[Stored entries]
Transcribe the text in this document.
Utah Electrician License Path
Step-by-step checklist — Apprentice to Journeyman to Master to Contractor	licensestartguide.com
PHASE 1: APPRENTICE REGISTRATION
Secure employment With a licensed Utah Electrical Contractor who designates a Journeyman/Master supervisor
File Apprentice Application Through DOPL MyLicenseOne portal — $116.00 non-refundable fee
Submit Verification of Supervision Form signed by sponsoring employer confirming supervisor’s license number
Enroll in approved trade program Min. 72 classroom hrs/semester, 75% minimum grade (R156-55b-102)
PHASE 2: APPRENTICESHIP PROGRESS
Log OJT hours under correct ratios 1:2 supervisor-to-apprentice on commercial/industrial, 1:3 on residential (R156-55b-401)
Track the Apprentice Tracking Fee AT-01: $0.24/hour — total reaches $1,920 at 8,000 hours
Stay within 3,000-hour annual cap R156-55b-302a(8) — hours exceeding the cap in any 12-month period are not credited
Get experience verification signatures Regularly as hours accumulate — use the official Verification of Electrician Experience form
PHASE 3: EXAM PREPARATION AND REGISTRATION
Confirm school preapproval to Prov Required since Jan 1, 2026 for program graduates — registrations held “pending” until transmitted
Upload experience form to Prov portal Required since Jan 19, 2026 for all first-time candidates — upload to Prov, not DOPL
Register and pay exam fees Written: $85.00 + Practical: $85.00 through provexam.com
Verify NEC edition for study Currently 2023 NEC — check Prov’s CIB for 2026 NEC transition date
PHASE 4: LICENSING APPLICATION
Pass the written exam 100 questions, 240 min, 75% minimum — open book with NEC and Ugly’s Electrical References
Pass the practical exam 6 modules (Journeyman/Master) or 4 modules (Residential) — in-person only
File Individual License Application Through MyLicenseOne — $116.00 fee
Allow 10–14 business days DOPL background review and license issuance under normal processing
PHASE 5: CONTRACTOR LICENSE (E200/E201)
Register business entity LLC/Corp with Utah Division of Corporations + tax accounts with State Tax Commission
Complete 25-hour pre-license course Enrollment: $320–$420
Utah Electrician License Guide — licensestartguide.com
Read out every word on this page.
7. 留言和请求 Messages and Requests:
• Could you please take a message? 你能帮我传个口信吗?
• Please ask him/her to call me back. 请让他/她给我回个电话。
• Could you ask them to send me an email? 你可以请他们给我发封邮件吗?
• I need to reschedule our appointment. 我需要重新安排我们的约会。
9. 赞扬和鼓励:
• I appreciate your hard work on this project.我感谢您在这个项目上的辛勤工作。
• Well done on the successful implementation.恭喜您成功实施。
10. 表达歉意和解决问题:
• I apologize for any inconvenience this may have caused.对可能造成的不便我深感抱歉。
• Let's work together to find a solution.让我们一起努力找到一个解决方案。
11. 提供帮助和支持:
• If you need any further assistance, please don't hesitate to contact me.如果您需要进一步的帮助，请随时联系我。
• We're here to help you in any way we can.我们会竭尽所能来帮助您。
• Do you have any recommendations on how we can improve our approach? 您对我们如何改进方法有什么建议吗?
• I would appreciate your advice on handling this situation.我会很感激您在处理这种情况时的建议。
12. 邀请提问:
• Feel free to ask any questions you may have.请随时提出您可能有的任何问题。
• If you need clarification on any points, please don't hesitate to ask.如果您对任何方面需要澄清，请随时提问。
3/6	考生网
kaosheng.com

### Task statement
Retype the material in full, character for character.

### Answer to this problem
Transcribe the text in this document.
Utah Electrician License Path
Step-by-step checklist — Apprentice to Journeyman to Master to Contractor	licensestartguide.com
PHASE 1: APPRENTICE REGISTRATION
Secure employment With a licensed Utah Electrical Contractor who designates a Journeyman/Master supervisor
File Apprentice Application Through DOPL MyLicenseOne portal — $116.00 non-refundable fee
Submit Verification of Supervision Form signed by sponsoring employer confirming supervisor’s license number
Enroll in approved trade program Min. 72 classroom hrs/semester, 75% minimum grade (R156-55b-102)
PHASE 2: APPRENTICESHIP PROGRESS
Log OJT hours under correct ratios 1:2 supervisor-to-apprentice on commercial/industrial, 1:3 on residential (R156-55b-401)
Track the Apprentice Tracking Fee AT-01: $0.24/hour — total reaches $1,920 at 8,000 hours
Stay within 3,000-hour annual cap R156-55b-302a(8) — hours exceeding the cap in any 12-month period are not credited
Get experience verification signatures Regularly as hours accumulate — use the official Verification of Electrician Experience form
PHASE 3: EXAM PREPARATION AND REGISTRATION
Confirm school preapproval to Prov Required since Jan 1, 2026 for program graduates — registrations held “pending” until transmitted
Upload experience form to Prov portal Required since Jan 19, 2026 for all first-time candidates — upload to Prov, not DOPL
Register and pay exam fees Written: $85.00 + Practical: $85.00 through provexam.com
Verify NEC edition for study Currently 2023 NEC — check Prov’s CIB for 2026 NEC transition date
PHASE 4: LICENSING APPLICATION
Pass the written exam 100 questions, 240 min, 75% minimum — open book with NEC and Ugly’s Electrical References
Pass the practical exam 6 modules (Journeyman/Master) or 4 modules (Residential) — in-person only
File Individual License Application Through MyLicenseOne — $116.00 fee
Allow 10–14 business days DOPL background review and license issuance under normal processing
PHASE 5: CONTRACTOR LICENSE (E200/E201)
Register business entity LLC/Corp with Utah Division of Corporations + tax accounts with State Tax Commission
Complete 25-hour pre-license course Enrollment: $320–$420
Utah Electrician License Guide — licensestartguide.com
Read out every word on this page.
7. 留言和请求 Messages and Requests:
• Could you please take a message? 你能帮我传个口信吗?
• Please ask him/her to call me back. 请让他/她给我回个电话。
• Could you ask them to send me an email? 你可以请他们给我发封邮件吗?
• I need to reschedule our appointment. 我需要重新安排我们的约会。
9. 赞扬和鼓励:
• I appreciate your hard work on this project.我感谢您在这个项目上的辛勤工作。
• Well done on the successful implementation.恭喜您成功实施。
10. 表达歉意和解决问题:
• I apologize for any inconvenience this may have caused.对可能造成的不便我深感抱歉。
• Let's work together to find a solution.让我们一起努力找到一个解决方案。
11. 提供帮助和支持:
• If you need any further assistance, please don't hesitate to contact me.如果您需要进一步的帮助，请随时联系我。
• We're here to help you in any way we can.我们会竭尽所能来帮助您。
• Do you have any recommendations on how we can improve our approach? 您对我们如何改进方法有什么建议吗?
• I would appreciate your advice on handling this situation.我会很感激您在处理这种情况时的建议。
12. 邀请提问:
• Feel free to ask any questions you may have.请随时提出您可能有的任何问题。
• If you need clarification on any points, please don't hesitate to ask.如果您对任何方面需要澄清，请随时提问。
3/6	考生网
kaosheng.com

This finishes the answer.